### WHAT IS ASKED
Find every line with the string "Hive" in it, count them, and reply with that count only.

### SUPPLIED INFORMATION
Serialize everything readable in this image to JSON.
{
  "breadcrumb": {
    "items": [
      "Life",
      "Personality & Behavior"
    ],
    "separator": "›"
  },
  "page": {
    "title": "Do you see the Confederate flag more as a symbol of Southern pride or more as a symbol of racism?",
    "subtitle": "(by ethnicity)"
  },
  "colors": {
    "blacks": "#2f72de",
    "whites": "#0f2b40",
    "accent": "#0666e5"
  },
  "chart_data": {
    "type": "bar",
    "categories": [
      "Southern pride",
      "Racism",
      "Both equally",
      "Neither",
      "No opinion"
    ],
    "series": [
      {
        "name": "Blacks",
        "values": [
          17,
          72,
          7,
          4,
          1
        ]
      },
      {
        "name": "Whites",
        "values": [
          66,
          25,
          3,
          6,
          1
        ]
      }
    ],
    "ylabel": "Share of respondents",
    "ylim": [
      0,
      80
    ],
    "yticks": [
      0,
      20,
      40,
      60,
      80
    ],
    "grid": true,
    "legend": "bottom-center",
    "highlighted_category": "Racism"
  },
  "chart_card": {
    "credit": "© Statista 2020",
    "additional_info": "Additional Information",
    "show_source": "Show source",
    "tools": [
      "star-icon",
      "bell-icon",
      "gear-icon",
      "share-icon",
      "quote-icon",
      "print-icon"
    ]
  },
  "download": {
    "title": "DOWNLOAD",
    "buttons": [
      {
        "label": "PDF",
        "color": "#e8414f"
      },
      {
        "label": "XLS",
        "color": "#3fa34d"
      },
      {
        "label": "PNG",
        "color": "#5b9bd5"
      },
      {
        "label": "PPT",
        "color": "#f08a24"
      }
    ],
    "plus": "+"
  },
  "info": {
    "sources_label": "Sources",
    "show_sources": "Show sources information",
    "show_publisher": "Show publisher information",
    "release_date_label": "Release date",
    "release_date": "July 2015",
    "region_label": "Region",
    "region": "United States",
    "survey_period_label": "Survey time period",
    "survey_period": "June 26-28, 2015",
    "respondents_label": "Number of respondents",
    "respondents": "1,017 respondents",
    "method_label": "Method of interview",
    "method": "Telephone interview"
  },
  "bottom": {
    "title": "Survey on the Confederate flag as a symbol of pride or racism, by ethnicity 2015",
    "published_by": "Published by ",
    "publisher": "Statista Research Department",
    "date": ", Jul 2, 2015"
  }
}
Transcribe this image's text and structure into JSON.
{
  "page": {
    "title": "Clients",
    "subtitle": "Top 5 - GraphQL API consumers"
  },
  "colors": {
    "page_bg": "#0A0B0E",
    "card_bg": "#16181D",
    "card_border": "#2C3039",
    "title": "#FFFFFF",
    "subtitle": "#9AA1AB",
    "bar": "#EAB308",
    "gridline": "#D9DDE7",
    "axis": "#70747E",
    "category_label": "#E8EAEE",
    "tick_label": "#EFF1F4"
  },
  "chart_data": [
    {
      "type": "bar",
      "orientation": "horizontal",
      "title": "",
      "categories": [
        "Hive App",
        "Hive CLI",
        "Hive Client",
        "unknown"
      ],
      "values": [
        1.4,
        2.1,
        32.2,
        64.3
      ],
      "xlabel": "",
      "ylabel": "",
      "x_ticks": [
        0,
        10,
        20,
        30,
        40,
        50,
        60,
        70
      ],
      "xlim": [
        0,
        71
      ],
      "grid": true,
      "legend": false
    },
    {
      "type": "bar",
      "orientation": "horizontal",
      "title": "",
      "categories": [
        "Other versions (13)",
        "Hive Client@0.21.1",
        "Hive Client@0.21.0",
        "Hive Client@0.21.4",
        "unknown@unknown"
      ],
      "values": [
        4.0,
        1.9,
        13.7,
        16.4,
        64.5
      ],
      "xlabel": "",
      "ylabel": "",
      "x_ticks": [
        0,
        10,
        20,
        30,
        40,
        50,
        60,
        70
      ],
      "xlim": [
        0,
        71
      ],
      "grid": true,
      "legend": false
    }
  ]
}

### FINISHED ANSWER
6